▶ **What to do**
Read the records below and copy each line that contains "JSON".

▶ **Supplied data**
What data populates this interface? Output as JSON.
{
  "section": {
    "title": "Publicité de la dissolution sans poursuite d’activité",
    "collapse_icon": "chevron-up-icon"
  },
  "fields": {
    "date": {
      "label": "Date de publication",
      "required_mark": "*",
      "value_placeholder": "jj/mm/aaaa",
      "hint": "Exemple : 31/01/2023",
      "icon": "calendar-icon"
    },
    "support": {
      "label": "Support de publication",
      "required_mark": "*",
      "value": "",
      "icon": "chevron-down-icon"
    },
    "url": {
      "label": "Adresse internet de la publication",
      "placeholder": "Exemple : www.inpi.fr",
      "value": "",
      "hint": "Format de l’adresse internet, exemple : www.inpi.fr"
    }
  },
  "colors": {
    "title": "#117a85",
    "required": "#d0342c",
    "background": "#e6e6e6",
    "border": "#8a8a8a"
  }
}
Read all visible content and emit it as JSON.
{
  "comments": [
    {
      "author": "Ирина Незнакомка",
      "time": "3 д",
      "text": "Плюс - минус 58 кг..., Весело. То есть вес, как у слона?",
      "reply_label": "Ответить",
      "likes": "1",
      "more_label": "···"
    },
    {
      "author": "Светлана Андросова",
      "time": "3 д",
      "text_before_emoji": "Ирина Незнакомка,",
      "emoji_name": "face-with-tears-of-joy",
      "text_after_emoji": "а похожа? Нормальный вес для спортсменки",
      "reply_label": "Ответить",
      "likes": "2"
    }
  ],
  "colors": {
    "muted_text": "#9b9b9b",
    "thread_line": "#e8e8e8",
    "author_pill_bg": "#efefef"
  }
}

▶ **Solution to the problem**
What data populates this interface? Output as JSON.
Read all visible content and emit it as JSON.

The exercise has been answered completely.